# TEXT SECTION
The two interrelated exhibitions Poczet at the Kunst(Zeug)Haus and Eat the Museum in the Alte Fabrik Rapperswil take the exceptional and complex history of the adjacent Polenmuseum (Polish Museum, founded in 1870) and its soon expected closure as a starting point to examine the logics and politics of exhibiting and collecting, and to call into question the conception of the museum as a neutral, apolitical, and non-violent space.

Solo exhibition by Karol Radziszewski

Poczet is the first solo exhibition of Warsaw-based multidisciplinary artist Karol Radziszewski in Switzerland. Reminiscent of the former portrait collection of the Polenmuseum, the exhibition presents the eponymously titled monumental portrait series, a bold retake on the idea of the formation of national identity as demonstrated by pictures that testify to (or rather construct) the continuity of patriarchal power. Forming a gallery of twenty-two ancestral portraits of non-heteronormative Polish figures of the past millennium from various fields, Poczet deliberately reaffirms the protagonists’ expression of queerness that has been predominantly suppressed or erased from their historiography. Additionally, Radziszewski was invited to examine the holdings of the Polenmuseum and search for traces of some of these figures in the museum’s archives and presents a selection of further works that include both an interview and painting of physicist, transgender activist and former Solidarity-movement member Ewa Hołuszko, a bare-chested portrait by statesman Józef Piłsudski, and, in reaction to recent developments, a portrait by non-binary activist Margot. Acknowledging the politics and ambivalences of representation beyond the known and worn narratives, Radziszewski opens up a space that calls for new, transnational and transhistorical forms of alliances and kinships, against the heteronormative stability of construction of history–and the present.

# TASK TO COMPLETE
Using the exhibition text, answer these questions:
1. In what year was the Polenmuseum founded?
2. In which city is Karol Radziszewski based?
3. How many ancestral portraits make up the gallery in Poczet?
The records play no part in the work.

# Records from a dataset
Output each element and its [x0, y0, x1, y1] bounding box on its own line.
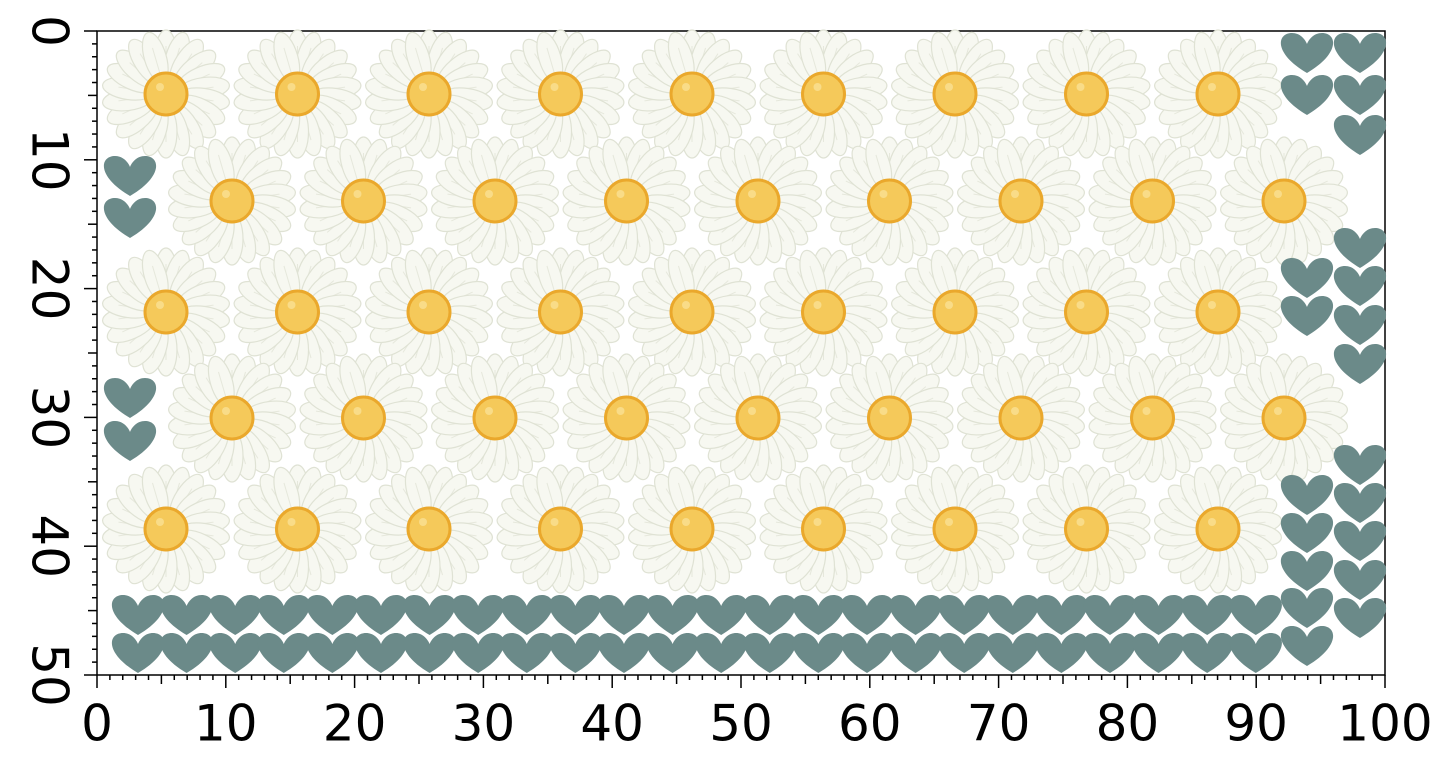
x-tick-label: 50 — [709, 695, 773, 753]
x-tick-label: 90 — [1224, 695, 1288, 753]
y-tick-label: 10 — [21, 128, 79, 192]
ruler: 0 10 20 30 40 50 60 70 80 90 100 0 10 20 30 40 50 — [21, 15, 1433, 752]
x-tick-label: 30 — [452, 695, 516, 753]
y-tick-label: 50 — [21, 643, 79, 707]
x-tick-label: 70 — [967, 695, 1031, 753]
x-tick-label: 0 — [81, 695, 113, 753]
x-tick-label: 80 — [1096, 695, 1160, 753]
x-tick-label: 10 — [194, 695, 258, 753]
x-tick-label: 20 — [323, 695, 387, 753]
x-tick-label: 40 — [580, 695, 644, 753]
y-tick-label: 40 — [21, 514, 79, 578]
x-tick-label: 60 — [838, 695, 902, 753]
y-tick-label: 20 — [21, 257, 79, 321]
x-tick-label: 100 — [1337, 695, 1432, 753]
y-tick-label: 30 — [21, 386, 79, 450]
y-tick-label: 0 — [21, 15, 79, 47]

# OUTPUT
1. 1870
2. Warsaw
3. Twenty-two